Data items:
(begin)
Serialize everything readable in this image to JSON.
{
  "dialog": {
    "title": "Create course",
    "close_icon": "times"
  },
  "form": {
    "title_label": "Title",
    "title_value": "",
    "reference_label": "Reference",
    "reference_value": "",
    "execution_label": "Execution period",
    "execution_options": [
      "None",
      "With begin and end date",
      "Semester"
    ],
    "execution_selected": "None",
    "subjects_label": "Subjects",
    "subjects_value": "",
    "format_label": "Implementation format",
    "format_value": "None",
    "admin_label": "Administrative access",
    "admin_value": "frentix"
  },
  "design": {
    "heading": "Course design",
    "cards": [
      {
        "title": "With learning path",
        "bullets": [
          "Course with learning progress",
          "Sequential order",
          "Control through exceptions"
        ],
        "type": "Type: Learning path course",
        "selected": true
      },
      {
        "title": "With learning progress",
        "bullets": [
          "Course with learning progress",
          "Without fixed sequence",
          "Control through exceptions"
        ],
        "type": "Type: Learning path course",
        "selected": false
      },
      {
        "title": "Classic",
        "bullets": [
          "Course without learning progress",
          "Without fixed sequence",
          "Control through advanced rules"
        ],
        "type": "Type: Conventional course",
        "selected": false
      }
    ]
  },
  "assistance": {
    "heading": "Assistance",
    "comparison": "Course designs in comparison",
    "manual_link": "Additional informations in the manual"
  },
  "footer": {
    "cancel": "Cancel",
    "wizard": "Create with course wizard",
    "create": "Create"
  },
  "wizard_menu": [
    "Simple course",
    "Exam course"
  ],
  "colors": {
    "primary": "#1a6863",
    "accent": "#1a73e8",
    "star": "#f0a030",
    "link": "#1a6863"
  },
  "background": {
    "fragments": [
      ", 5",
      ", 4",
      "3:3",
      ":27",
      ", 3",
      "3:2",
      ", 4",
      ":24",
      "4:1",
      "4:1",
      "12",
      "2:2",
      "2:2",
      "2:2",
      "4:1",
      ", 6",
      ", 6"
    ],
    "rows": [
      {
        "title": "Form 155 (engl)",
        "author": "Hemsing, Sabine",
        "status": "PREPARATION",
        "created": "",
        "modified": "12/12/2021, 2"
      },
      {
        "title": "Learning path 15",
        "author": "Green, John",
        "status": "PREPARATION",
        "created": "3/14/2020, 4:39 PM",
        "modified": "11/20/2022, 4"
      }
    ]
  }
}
(end)
Written exercise:
Output the records verbatim, from the first line to the last.

Task output:
Serialize everything readable in this image to JSON.
{
  "dialog": {
    "title": "Create course",
    "close_icon": "times"
  },
  "form": {
    "title_label": "Title",
    "title_value": "",
    "reference_label": "Reference",
    "reference_value": "",
    "execution_label": "Execution period",
    "execution_options": [
      "None",
      "With begin and end date",
      "Semester"
    ],
    "execution_selected": "None",
    "subjects_label": "Subjects",
    "subjects_value": "",
    "format_label": "Implementation format",
    "format_value": "None",
    "admin_label": "Administrative access",
    "admin_value": "frentix"
  },
  "design": {
    "heading": "Course design",
    "cards": [
      {
        "title": "With learning path",
        "bullets": [
          "Course with learning progress",
          "Sequential order",
          "Control through exceptions"
        ],
        "type": "Type: Learning path course",
        "selected": true
      },
      {
        "title": "With learning progress",
        "bullets": [
          "Course with learning progress",
          "Without fixed sequence",
          "Control through exceptions"
        ],
        "type": "Type: Learning path course",
        "selected": false
      },
      {
        "title": "Classic",
        "bullets": [
          "Course without learning progress",
          "Without fixed sequence",
          "Control through advanced rules"
        ],
        "type": "Type: Conventional course",
        "selected": false
      }
    ]
  },
  "assistance": {
    "heading": "Assistance",
    "comparison": "Course designs in comparison",
    "manual_link": "Additional informations in the manual"
  },
  "footer": {
    "cancel": "Cancel",
    "wizard": "Create with course wizard",
    "create": "Create"
  },
  "wizard_menu": [
    "Simple course",
    "Exam course"
  ],
  "colors": {
    "primary": "#1a6863",
    "accent": "#1a73e8",
    "star": "#f0a030",
    "link": "#1a6863"
  },
  "background": {
    "fragments": [
      ", 5",
      ", 4",
      "3:3",
      ":27",
      ", 3",
      "3:2",
      ", 4",
      ":24",
      "4:1",
      "4:1",
      "12",
      "2:2",
      "2:2",
      "2:2",
      "4:1",
      ", 6",
      ", 6"
    ],
    "rows": [
      {
        "title": "Form 155 (engl)",
        "author": "Hemsing, Sabine",
        "status": "PREPARATION",
        "created": "",
        "modified": "12/12/2021, 2"
      },
      {
        "title": "Learning path 15",
        "author": "Green, John",
        "status": "PREPARATION",
        "created": "3/14/2020, 4:39 PM",
        "modified": "11/20/2022, 4"
      }
    ]
  }
}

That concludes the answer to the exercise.